_Problem statement_
Report how many lines include the word "title", and nothing besides that number.

_Data lines_

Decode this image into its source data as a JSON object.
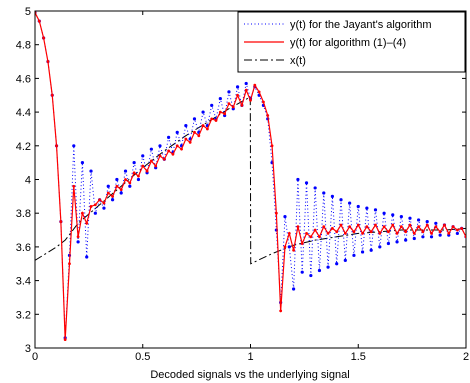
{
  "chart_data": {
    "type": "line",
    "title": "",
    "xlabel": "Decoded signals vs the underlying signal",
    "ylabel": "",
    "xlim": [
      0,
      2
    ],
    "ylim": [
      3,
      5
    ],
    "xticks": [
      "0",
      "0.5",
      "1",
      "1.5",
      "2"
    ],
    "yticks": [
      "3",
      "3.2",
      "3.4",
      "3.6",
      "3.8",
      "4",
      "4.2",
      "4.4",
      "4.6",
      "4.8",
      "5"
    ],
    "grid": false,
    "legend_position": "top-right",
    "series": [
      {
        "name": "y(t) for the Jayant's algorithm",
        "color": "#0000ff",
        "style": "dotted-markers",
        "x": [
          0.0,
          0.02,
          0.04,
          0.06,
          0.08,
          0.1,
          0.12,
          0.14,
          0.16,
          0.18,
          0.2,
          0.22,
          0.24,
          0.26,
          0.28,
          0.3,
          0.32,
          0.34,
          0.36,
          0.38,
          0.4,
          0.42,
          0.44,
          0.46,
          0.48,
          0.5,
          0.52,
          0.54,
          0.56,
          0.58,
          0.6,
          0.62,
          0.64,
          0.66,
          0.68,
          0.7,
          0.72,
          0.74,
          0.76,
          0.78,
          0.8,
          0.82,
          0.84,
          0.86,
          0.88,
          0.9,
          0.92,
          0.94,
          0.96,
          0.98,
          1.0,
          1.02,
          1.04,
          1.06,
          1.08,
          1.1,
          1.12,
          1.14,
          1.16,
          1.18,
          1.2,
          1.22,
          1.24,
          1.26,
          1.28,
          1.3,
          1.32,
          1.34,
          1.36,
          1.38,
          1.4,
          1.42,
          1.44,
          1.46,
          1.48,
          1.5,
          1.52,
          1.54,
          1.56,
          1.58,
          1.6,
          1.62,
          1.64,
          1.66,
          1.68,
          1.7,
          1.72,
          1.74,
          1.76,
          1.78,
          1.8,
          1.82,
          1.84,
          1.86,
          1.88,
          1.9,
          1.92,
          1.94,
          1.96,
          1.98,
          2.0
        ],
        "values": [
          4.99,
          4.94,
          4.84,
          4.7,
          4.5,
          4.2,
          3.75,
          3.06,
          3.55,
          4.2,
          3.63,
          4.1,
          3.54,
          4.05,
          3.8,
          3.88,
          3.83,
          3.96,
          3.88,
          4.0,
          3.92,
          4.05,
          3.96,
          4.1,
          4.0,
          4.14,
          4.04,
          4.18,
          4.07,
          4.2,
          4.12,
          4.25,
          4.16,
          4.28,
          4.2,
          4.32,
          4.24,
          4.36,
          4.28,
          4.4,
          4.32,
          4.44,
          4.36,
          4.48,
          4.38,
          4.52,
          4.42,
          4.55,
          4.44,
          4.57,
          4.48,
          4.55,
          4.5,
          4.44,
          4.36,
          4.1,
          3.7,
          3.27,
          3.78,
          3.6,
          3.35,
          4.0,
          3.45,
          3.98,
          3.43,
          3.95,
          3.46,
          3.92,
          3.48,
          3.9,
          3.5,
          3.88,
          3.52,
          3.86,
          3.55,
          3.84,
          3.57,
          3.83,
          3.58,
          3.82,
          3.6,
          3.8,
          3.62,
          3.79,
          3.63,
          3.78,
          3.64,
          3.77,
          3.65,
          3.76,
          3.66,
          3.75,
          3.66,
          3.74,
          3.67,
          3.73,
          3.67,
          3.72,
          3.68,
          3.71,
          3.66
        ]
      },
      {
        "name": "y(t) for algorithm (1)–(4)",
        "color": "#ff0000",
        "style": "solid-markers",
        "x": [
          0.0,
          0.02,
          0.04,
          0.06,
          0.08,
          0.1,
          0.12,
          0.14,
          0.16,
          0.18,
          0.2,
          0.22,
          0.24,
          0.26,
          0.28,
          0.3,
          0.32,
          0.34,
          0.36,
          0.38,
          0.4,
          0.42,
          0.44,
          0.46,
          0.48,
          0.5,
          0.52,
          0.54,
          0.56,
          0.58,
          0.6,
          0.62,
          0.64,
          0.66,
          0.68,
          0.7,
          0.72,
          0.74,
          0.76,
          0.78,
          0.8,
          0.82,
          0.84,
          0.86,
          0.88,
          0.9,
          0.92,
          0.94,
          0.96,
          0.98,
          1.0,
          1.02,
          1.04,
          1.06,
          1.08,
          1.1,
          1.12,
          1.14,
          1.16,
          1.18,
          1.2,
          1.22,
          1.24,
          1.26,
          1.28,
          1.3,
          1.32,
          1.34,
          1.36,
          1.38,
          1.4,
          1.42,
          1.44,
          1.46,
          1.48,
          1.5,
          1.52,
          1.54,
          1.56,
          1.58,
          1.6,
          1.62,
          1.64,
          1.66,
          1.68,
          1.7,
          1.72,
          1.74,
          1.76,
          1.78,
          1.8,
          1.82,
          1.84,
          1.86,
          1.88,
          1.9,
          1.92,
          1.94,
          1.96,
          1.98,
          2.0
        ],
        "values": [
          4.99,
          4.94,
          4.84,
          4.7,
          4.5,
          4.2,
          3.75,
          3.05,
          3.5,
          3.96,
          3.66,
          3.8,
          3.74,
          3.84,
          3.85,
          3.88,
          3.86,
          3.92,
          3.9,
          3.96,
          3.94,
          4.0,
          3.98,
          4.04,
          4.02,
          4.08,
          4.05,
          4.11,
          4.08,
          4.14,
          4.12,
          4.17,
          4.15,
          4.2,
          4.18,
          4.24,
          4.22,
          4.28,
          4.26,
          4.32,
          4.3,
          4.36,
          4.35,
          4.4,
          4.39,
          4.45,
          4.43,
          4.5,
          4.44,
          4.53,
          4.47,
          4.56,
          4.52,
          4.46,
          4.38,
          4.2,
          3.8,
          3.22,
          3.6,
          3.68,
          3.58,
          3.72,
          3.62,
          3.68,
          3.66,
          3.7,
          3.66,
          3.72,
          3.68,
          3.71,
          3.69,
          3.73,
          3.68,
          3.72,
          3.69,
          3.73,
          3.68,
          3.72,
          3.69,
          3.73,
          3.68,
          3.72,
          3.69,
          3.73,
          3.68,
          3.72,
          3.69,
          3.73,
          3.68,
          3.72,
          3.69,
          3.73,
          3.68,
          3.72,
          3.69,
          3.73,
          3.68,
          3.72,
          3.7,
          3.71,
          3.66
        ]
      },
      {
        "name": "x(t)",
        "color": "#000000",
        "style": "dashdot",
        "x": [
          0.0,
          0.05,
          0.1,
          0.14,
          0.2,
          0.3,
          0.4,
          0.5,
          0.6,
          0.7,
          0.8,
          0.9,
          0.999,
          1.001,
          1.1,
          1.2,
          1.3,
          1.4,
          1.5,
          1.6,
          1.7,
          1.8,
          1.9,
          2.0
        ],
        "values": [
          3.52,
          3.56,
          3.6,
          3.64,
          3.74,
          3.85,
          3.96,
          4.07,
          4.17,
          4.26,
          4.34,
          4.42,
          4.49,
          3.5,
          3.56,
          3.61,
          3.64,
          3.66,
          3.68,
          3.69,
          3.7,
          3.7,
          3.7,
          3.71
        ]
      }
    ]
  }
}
--
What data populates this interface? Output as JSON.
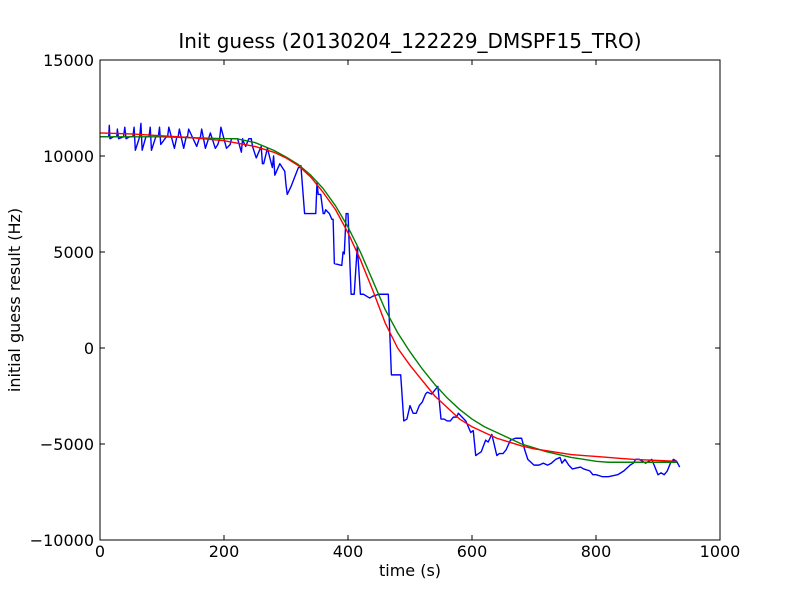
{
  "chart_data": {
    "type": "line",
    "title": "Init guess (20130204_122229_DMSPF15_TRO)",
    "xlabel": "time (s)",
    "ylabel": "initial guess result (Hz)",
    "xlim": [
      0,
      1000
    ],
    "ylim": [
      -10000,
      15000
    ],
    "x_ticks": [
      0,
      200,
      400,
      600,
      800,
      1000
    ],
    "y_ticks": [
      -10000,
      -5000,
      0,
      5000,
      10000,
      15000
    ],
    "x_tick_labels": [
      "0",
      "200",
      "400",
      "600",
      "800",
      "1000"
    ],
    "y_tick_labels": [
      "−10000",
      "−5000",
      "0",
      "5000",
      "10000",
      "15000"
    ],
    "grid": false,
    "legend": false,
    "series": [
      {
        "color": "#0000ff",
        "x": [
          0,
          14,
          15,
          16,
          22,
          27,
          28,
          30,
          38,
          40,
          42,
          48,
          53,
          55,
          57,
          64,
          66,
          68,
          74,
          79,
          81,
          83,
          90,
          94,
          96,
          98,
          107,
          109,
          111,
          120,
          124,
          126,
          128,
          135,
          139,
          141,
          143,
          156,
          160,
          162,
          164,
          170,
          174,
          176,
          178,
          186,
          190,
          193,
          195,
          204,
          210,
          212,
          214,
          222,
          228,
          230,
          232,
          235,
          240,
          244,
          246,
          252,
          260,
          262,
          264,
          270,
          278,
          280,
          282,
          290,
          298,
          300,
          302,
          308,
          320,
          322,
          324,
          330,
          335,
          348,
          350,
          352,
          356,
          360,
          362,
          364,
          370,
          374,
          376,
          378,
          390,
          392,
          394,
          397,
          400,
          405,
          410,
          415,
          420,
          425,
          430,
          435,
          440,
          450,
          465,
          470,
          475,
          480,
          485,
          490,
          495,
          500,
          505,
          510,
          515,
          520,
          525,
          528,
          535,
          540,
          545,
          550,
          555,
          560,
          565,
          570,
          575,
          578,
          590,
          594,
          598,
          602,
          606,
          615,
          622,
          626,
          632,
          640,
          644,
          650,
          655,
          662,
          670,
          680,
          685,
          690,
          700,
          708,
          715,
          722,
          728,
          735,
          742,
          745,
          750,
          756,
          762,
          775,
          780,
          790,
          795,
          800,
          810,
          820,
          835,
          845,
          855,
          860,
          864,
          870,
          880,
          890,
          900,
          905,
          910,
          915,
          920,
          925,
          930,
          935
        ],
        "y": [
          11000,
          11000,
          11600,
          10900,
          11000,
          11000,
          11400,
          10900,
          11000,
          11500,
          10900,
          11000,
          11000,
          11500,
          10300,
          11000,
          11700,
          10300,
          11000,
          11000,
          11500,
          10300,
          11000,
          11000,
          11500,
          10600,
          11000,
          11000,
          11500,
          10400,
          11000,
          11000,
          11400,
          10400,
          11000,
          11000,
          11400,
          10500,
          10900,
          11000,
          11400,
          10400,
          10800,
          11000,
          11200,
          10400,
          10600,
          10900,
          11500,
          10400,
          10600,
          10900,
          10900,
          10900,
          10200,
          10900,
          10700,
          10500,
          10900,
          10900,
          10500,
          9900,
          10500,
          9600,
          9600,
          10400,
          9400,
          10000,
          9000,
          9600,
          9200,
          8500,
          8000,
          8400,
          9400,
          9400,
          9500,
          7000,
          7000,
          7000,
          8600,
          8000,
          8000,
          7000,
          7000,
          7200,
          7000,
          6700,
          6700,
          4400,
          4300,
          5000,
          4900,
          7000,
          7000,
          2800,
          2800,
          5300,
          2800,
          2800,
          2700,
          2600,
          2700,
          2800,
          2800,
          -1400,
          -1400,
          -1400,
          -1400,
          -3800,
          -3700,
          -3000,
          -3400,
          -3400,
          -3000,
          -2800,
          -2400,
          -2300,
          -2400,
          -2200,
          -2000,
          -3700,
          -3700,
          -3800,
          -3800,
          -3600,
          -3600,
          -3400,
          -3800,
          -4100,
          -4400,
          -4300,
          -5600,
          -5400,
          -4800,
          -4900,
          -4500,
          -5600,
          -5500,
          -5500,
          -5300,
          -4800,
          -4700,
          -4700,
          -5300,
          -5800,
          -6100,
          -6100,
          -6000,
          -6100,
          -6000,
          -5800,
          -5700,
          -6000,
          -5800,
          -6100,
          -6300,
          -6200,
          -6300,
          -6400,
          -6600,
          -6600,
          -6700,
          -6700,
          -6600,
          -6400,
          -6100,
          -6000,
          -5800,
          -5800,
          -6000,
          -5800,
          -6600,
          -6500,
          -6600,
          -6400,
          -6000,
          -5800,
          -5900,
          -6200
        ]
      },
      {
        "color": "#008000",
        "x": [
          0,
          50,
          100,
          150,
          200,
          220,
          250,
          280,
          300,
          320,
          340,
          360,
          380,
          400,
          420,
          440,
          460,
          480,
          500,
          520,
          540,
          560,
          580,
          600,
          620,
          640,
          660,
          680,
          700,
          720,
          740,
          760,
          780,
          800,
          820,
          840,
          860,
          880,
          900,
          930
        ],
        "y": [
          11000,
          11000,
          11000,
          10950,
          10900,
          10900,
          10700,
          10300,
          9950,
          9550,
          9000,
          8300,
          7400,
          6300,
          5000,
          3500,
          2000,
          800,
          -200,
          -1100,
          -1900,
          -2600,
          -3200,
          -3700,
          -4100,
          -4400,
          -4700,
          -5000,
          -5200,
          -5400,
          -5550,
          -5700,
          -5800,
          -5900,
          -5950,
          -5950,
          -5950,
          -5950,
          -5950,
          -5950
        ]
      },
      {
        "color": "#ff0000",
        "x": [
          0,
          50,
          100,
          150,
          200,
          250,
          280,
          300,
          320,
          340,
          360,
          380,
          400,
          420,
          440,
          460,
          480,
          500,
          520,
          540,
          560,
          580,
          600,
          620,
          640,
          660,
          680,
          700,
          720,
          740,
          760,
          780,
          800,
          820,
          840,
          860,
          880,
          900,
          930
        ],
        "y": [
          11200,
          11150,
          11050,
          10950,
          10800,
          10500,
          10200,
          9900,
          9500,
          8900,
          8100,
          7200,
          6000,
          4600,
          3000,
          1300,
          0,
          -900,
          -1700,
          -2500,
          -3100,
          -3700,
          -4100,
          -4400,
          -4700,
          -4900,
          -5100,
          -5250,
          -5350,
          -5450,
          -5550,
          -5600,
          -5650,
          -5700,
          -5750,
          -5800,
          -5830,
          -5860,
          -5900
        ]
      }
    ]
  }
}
...
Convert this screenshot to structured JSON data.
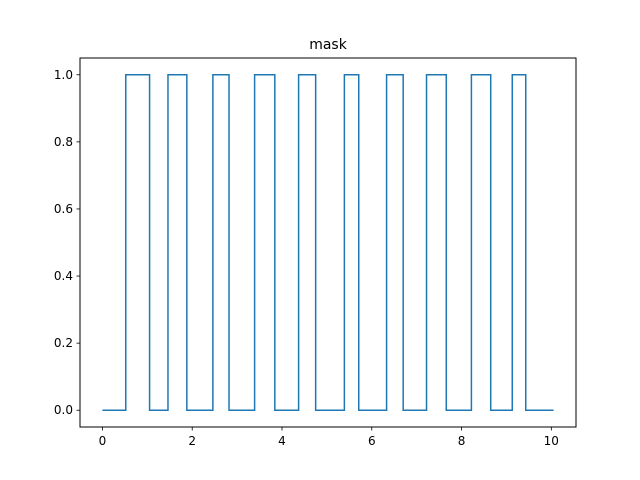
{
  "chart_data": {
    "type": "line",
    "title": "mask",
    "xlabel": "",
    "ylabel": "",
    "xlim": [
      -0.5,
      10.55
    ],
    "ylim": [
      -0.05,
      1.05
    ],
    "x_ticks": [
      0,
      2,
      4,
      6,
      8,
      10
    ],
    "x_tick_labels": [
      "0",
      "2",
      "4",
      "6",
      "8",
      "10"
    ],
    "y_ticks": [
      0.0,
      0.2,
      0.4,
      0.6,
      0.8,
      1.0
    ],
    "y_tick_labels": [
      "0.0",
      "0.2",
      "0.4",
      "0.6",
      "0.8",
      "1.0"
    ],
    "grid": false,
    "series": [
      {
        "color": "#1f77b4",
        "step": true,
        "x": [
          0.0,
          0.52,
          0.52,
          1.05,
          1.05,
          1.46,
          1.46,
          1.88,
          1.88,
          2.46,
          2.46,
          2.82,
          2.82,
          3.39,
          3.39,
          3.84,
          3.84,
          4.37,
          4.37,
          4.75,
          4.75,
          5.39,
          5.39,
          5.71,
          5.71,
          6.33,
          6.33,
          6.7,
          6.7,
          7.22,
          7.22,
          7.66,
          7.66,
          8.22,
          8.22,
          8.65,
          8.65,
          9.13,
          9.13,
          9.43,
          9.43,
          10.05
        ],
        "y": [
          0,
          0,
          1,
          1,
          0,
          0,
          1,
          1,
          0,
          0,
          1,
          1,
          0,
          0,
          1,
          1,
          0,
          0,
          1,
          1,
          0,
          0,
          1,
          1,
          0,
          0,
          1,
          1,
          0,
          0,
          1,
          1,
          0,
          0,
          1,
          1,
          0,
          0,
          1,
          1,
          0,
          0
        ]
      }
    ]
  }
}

_Exercise result_
3